— start EXCERPTED RECORDS —
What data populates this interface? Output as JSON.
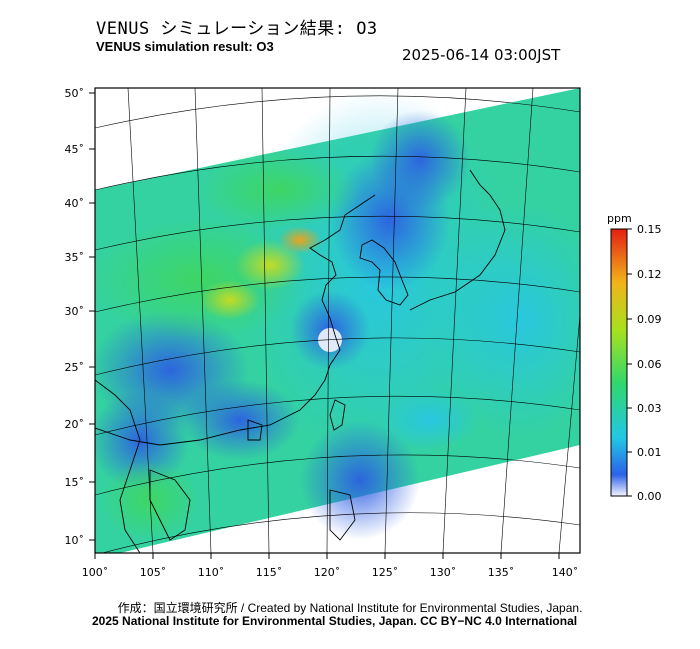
{
  "header": {
    "title_jp": "VENUS シミュレーション結果: O3",
    "title_en": "VENUS simulation result: O3",
    "timestamp": "2025-06-14 03:00JST"
  },
  "map": {
    "lon_ticks": [
      "100˚",
      "105˚",
      "110˚",
      "115˚",
      "120˚",
      "125˚",
      "130˚",
      "135˚",
      "140˚"
    ],
    "lat_ticks": [
      "10˚",
      "15˚",
      "20˚",
      "25˚",
      "30˚",
      "35˚",
      "40˚",
      "45˚",
      "50˚"
    ]
  },
  "colorbar": {
    "unit": "ppm",
    "ticks": [
      "0.15",
      "0.12",
      "0.09",
      "0.06",
      "0.03",
      "0.01",
      "0.00"
    ],
    "colors": [
      "#f4f4fc",
      "#2b62e8",
      "#22c8e4",
      "#2fd76e",
      "#a6e11e",
      "#f2b319",
      "#e31f14"
    ]
  },
  "footer": {
    "credit_line": "作成：国立環境研究所 / Created by National Institute for Environmental Studies, Japan.",
    "copyright_line": "2025 National Institute for Environmental Studies, Japan. CC BY−NC 4.0 International"
  }
}
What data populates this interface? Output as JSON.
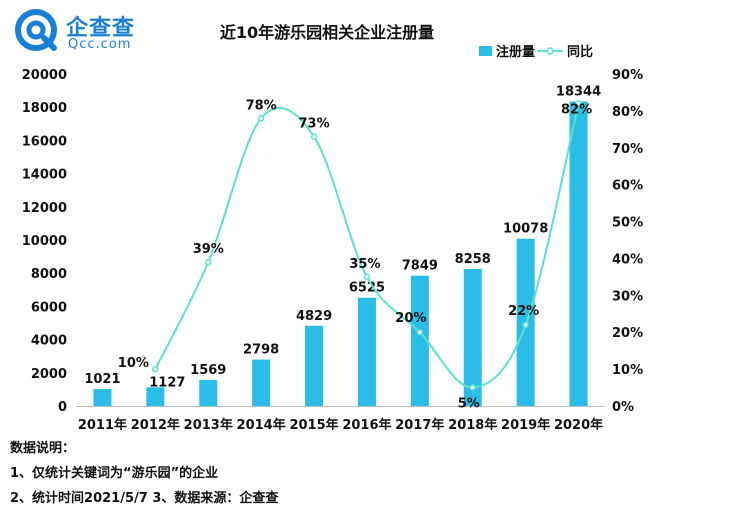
{
  "brand": {
    "name_cn": "企查查",
    "name_en": "Qcc.com",
    "colors": {
      "primary": "#1a7fd6"
    }
  },
  "chart_data": {
    "type": "bar",
    "title": "近10年游乐园相关企业注册量",
    "categories": [
      "2011年",
      "2012年",
      "2013年",
      "2014年",
      "2015年",
      "2016年",
      "2017年",
      "2018年",
      "2019年",
      "2020年"
    ],
    "series": [
      {
        "name": "注册量",
        "type": "bar",
        "axis": "left",
        "color": "#2bbde8",
        "values": [
          1021,
          1127,
          1569,
          2798,
          4829,
          6525,
          7849,
          8258,
          10078,
          18344
        ],
        "labels": [
          "1021",
          "1127",
          "1569",
          "2798",
          "4829",
          "6525",
          "7849",
          "8258",
          "10078",
          "18344"
        ]
      },
      {
        "name": "同比",
        "type": "line",
        "axis": "right",
        "color": "#5ce0cf",
        "values": [
          null,
          10,
          39,
          78,
          73,
          35,
          20,
          5,
          22,
          82
        ],
        "labels": [
          "",
          "10%",
          "39%",
          "78%",
          "73%",
          "35%",
          "20%",
          "5%",
          "22%",
          "82%"
        ]
      }
    ],
    "y_left": {
      "min": 0,
      "max": 20000,
      "ticks": [
        "0",
        "2000",
        "4000",
        "6000",
        "8000",
        "10000",
        "12000",
        "14000",
        "16000",
        "18000",
        "20000"
      ]
    },
    "y_right": {
      "min": 0,
      "max": 90,
      "ticks": [
        "0%",
        "10%",
        "20%",
        "30%",
        "40%",
        "50%",
        "60%",
        "70%",
        "80%",
        "90%"
      ]
    },
    "legend_position": "top-right",
    "grid": false
  },
  "notes": {
    "heading": "数据说明：",
    "line1": "1、仅统计关键词为“游乐园”的企业",
    "line2": "2、统计时间2021/5/7   3、数据来源：企查查"
  }
}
— end EXCERPTED RECORDS —
**THE REQUEST:** In the listing, find each line with the string "Studies" and copy it.

**WORKED SOLUTION:**
    "credit_line": "作成：国立環境研究所 / Created by National Institute for Environmental Studies, Japan.",
    "copyright_line": "2025 National Institute for Environmental Studies, Japan. CC BY−NC 4.0 International"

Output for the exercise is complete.